** PROVIDED DATA **

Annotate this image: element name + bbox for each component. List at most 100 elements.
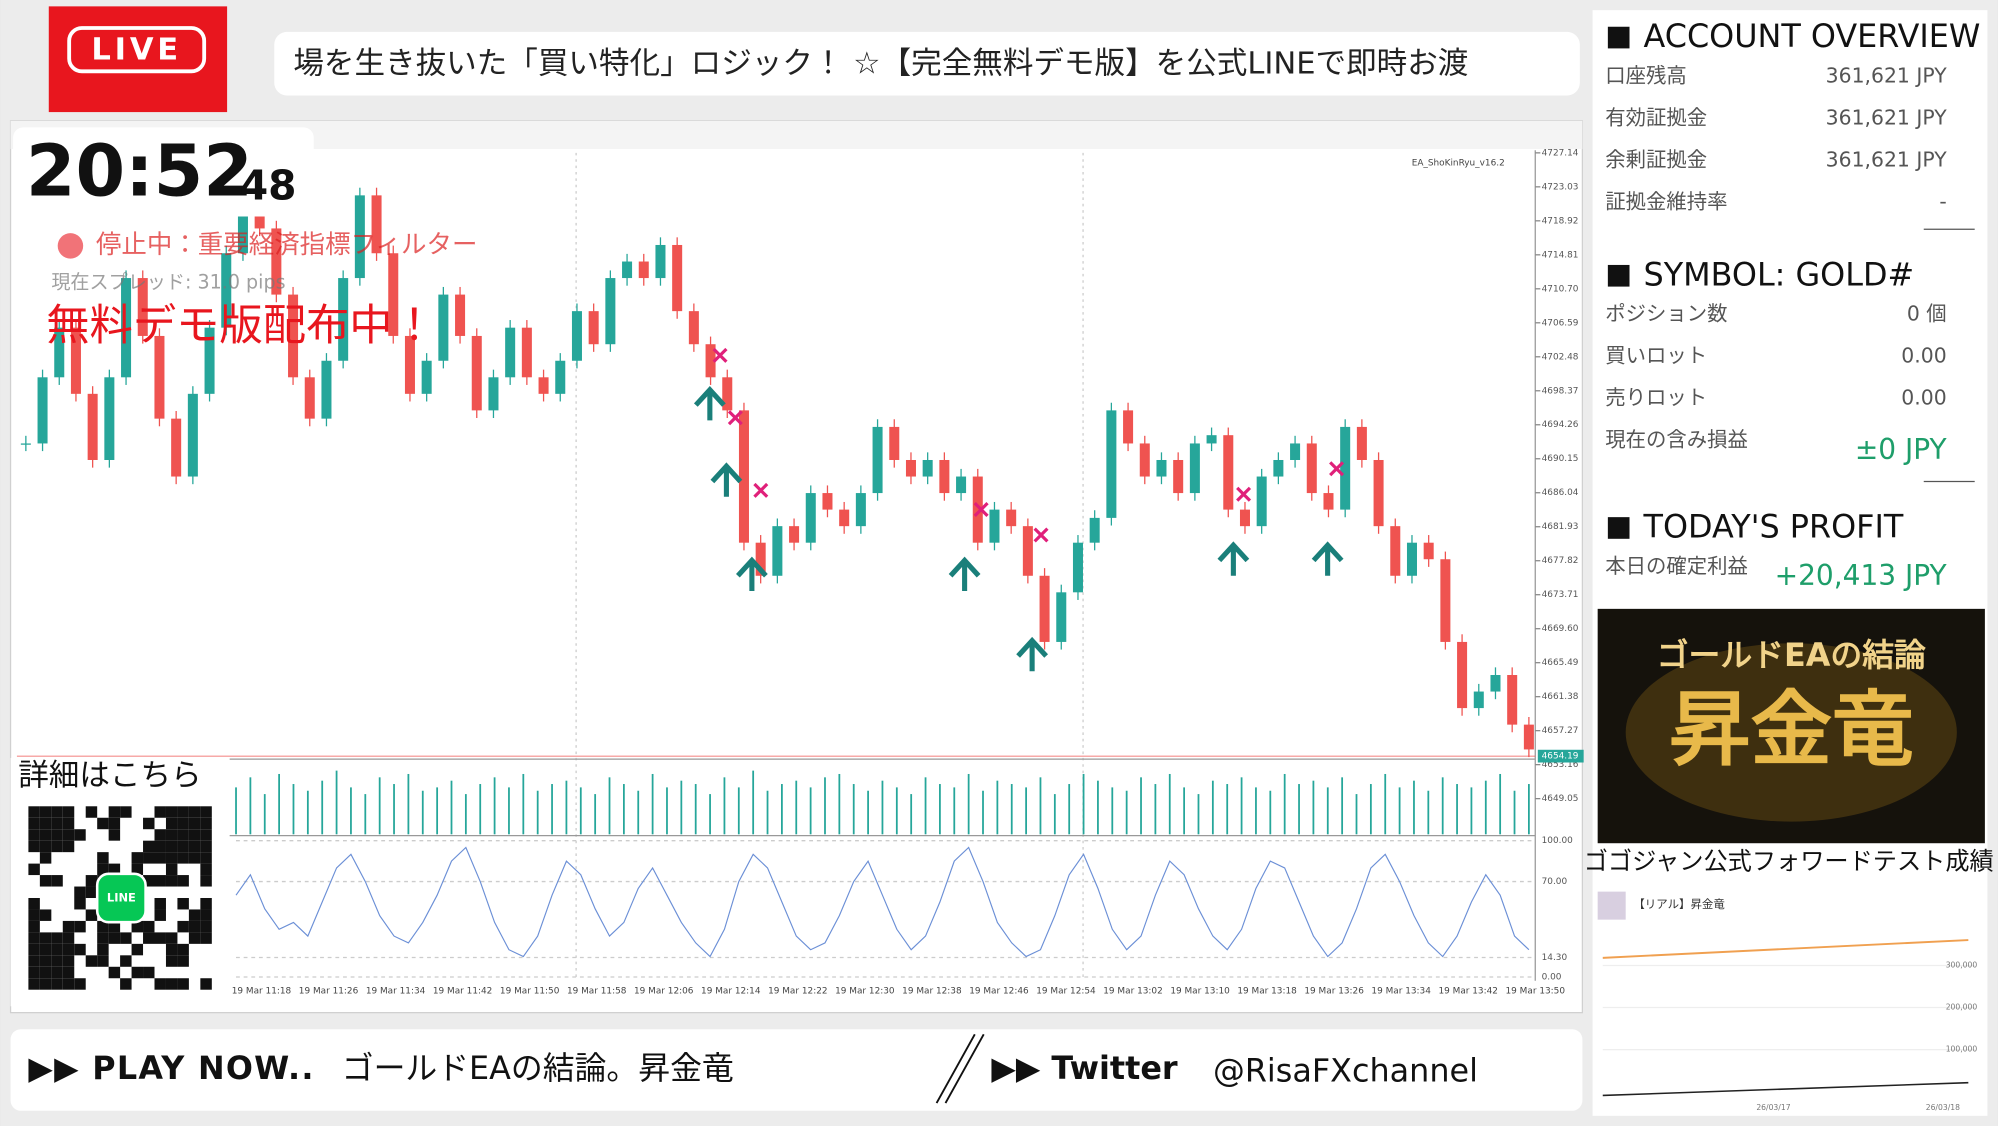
qr-cell [120, 932, 132, 944]
qr-cell [28, 806, 40, 818]
qr-cell [154, 932, 166, 944]
qr-cell [165, 829, 178, 841]
qr-cell [143, 875, 155, 887]
qr-cell [51, 817, 63, 830]
candle [1523, 724, 1534, 750]
qr-cell [74, 920, 86, 933]
qr-cell [62, 955, 75, 967]
y-tick-label: 4702.48 [1542, 352, 1579, 362]
qr-cell [39, 909, 52, 921]
qr-cell [188, 920, 201, 933]
candle [1239, 509, 1250, 527]
sell-mark [1329, 461, 1345, 477]
qr-cell [28, 829, 40, 841]
row-label: 現在の含み損益 [1605, 428, 1748, 452]
qr-cell [62, 817, 75, 830]
qr-cell [97, 817, 109, 830]
x-tick-label: 19 Mar 12:54 [1036, 986, 1096, 996]
qr-cell [177, 920, 189, 933]
y-tick-label: 4665.49 [1542, 658, 1579, 668]
candle [1223, 435, 1234, 510]
candle [1089, 517, 1100, 543]
qr-cell [177, 897, 189, 910]
x-tick-label: 19 Mar 13:42 [1438, 986, 1497, 996]
candle [237, 211, 248, 254]
status-dot [57, 233, 84, 259]
qr-cell [28, 966, 40, 979]
qr-cell [165, 817, 178, 830]
x-tick-label: 19 Mar 11:42 [433, 986, 492, 996]
candle [1072, 542, 1083, 593]
qr-cell [39, 978, 52, 990]
candle [171, 418, 182, 477]
qr-cell [165, 955, 178, 967]
candle [404, 335, 415, 394]
qr-cell [200, 806, 212, 818]
qr-cell [108, 817, 121, 830]
forward-caption: ゴゴジャン公式フォワードテスト成績 [1584, 847, 1994, 875]
qr-cell [143, 966, 155, 979]
candle [121, 278, 132, 378]
candle [1406, 542, 1417, 576]
candle [1206, 435, 1217, 444]
qr-cell [165, 852, 178, 864]
candle [1139, 443, 1150, 477]
row-value: ±0 JPY [1855, 433, 1948, 466]
mini-tick: 300,000 [1946, 961, 1978, 970]
row-label: ポジション数 [1605, 302, 1727, 326]
candle [37, 377, 48, 444]
y-tick-label: 4649.05 [1542, 794, 1579, 804]
buy-arrow [1016, 636, 1049, 672]
buy-arrow [736, 556, 768, 592]
candle [855, 493, 866, 527]
clock-bg [13, 127, 314, 217]
qr-cell [39, 955, 52, 967]
section-bullet [1607, 26, 1630, 49]
ticker-text: 場を生き抜いた「買い特化」ロジック！ ☆【完全無料デモ版】を公式LINEで即時お… [293, 46, 1468, 81]
line-icon [95, 872, 147, 924]
x-tick-label: 19 Mar 12:06 [634, 986, 694, 996]
row-label: 口座残高 [1605, 63, 1687, 87]
qr-cell [131, 966, 144, 979]
qr-cell [165, 863, 178, 876]
qr-cell [28, 920, 40, 933]
qr-cell [143, 920, 155, 933]
qr-cell [85, 806, 98, 818]
x-tick-label: 19 Mar 13:10 [1170, 986, 1230, 996]
candle [1356, 426, 1367, 460]
row-value: 0.00 [1901, 344, 1946, 368]
qr-cell [62, 932, 75, 944]
qr-cell [85, 955, 98, 967]
qr-cell [200, 863, 212, 876]
qr-cell [97, 920, 109, 933]
candle [805, 493, 816, 543]
y-tick-label: 70.00 [1542, 877, 1568, 887]
qr-cell [120, 806, 132, 818]
qr-cell [62, 806, 75, 818]
candle [1039, 575, 1050, 642]
qr-cell [200, 932, 212, 944]
qr-cell [143, 840, 155, 853]
candle [905, 459, 916, 477]
banner-glow [1625, 643, 1957, 822]
qr-cell [177, 875, 189, 887]
candle [989, 509, 1000, 543]
qr-cell [200, 875, 212, 887]
ticker-bg [274, 31, 1580, 96]
row-label: 本日の確定利益 [1605, 554, 1748, 578]
qr-cell [143, 932, 155, 944]
candle [1457, 641, 1468, 709]
x-tick-label: 19 Mar 12:14 [701, 986, 761, 996]
qr-cell [51, 840, 63, 853]
candle [271, 228, 282, 295]
candle [1290, 443, 1301, 460]
qr-cell [177, 840, 189, 853]
qr-cell [154, 840, 166, 853]
x-tick-label: 19 Mar 13:50 [1506, 986, 1566, 996]
row-label: 余剰証拠金 [1605, 147, 1707, 171]
candle [304, 377, 315, 419]
candle [1423, 542, 1434, 560]
qr-cell [39, 806, 52, 818]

** WHAT TO DO **
Rewrite each row above with every "candle" changed to "price-bar" and everything else left as it is. Omit the pictures.

** SOLUTION TO THIS TASK **
Annotate this image: element name + bbox for each component. List at most 100 elements.
qr-cell [120, 932, 132, 944]
qr-cell [28, 806, 40, 818]
qr-cell [154, 932, 166, 944]
qr-cell [165, 829, 178, 841]
qr-cell [143, 875, 155, 887]
qr-cell [51, 817, 63, 830]
price-bar [1523, 724, 1534, 750]
qr-cell [74, 920, 86, 933]
qr-cell [62, 955, 75, 967]
y-tick-label: 4702.48 [1542, 352, 1579, 362]
qr-cell [39, 909, 52, 921]
qr-cell [188, 920, 201, 933]
price-bar [1239, 509, 1250, 527]
sell-mark [1329, 461, 1345, 477]
qr-cell [28, 829, 40, 841]
row-label: 現在の含み損益 [1605, 428, 1748, 452]
qr-cell [62, 817, 75, 830]
qr-cell [97, 817, 109, 830]
x-tick-label: 19 Mar 12:54 [1036, 986, 1096, 996]
qr-cell [177, 920, 189, 933]
y-tick-label: 4665.49 [1542, 658, 1579, 668]
price-bar [1223, 435, 1234, 510]
price-bar [1089, 517, 1100, 543]
qr-cell [177, 897, 189, 910]
x-tick-label: 19 Mar 13:42 [1438, 986, 1497, 996]
price-bar [237, 211, 248, 254]
status-dot [57, 233, 84, 259]
qr-cell [28, 966, 40, 979]
qr-cell [165, 817, 178, 830]
x-tick-label: 19 Mar 11:42 [433, 986, 492, 996]
price-bar [1072, 542, 1083, 593]
qr-cell [39, 978, 52, 990]
price-bar [171, 418, 182, 477]
qr-cell [165, 955, 178, 967]
price-bar [404, 335, 415, 394]
qr-cell [200, 806, 212, 818]
qr-cell [108, 817, 121, 830]
forward-caption: ゴゴジャン公式フォワードテスト成績 [1584, 847, 1994, 875]
qr-cell [143, 966, 155, 979]
price-bar [121, 278, 132, 378]
price-bar [1406, 542, 1417, 576]
price-bar [1206, 435, 1217, 444]
qr-cell [165, 852, 178, 864]
price-bar [1139, 443, 1150, 477]
row-value: ±0 JPY [1855, 433, 1948, 466]
mini-tick: 300,000 [1946, 961, 1978, 970]
row-label: ポジション数 [1605, 302, 1727, 326]
price-bar [37, 377, 48, 444]
y-tick-label: 4649.05 [1542, 794, 1579, 804]
buy-arrow [1016, 636, 1049, 672]
buy-arrow [736, 556, 768, 592]
price-bar [855, 493, 866, 527]
clock-bg [13, 127, 314, 217]
qr-cell [39, 955, 52, 967]
section-bullet [1607, 26, 1630, 49]
ticker-text: 場を生き抜いた「買い特化」ロジック！ ☆【完全無料デモ版】を公式LINEで即時お… [293, 46, 1468, 81]
line-icon [95, 872, 147, 924]
x-tick-label: 19 Mar 12:06 [634, 986, 694, 996]
row-label: 口座残高 [1605, 63, 1687, 87]
qr-cell [131, 966, 144, 979]
qr-cell [165, 863, 178, 876]
qr-cell [28, 920, 40, 933]
qr-cell [143, 920, 155, 933]
qr-cell [85, 806, 98, 818]
x-tick-label: 19 Mar 13:10 [1170, 986, 1230, 996]
price-bar [1356, 426, 1367, 460]
row-value: 0.00 [1901, 344, 1946, 368]
qr-cell [62, 932, 75, 944]
qr-cell [85, 955, 98, 967]
qr-cell [200, 863, 212, 876]
qr-cell [97, 920, 109, 933]
price-bar [805, 493, 816, 543]
y-tick-label: 70.00 [1542, 877, 1568, 887]
qr-cell [120, 806, 132, 818]
qr-cell [62, 806, 75, 818]
price-bar [1039, 575, 1050, 642]
qr-cell [200, 932, 212, 944]
qr-cell [143, 840, 155, 853]
price-bar [905, 459, 916, 477]
banner-glow [1625, 643, 1957, 822]
qr-cell [177, 875, 189, 887]
price-bar [989, 509, 1000, 543]
qr-cell [200, 875, 212, 887]
ticker-bg [274, 31, 1580, 96]
row-label: 本日の確定利益 [1605, 554, 1748, 578]
qr-cell [143, 932, 155, 944]
price-bar [1457, 641, 1468, 709]
x-tick-label: 19 Mar 12:14 [701, 986, 761, 996]
qr-cell [51, 840, 63, 853]
price-bar [271, 228, 282, 295]
price-bar [1290, 443, 1301, 460]
qr-cell [177, 840, 189, 853]
qr-cell [154, 840, 166, 853]
x-tick-label: 19 Mar 13:50 [1506, 986, 1566, 996]
row-label: 余剰証拠金 [1605, 147, 1707, 171]
price-bar [304, 377, 315, 419]
price-bar [1423, 542, 1434, 560]
qr-cell [39, 806, 52, 818]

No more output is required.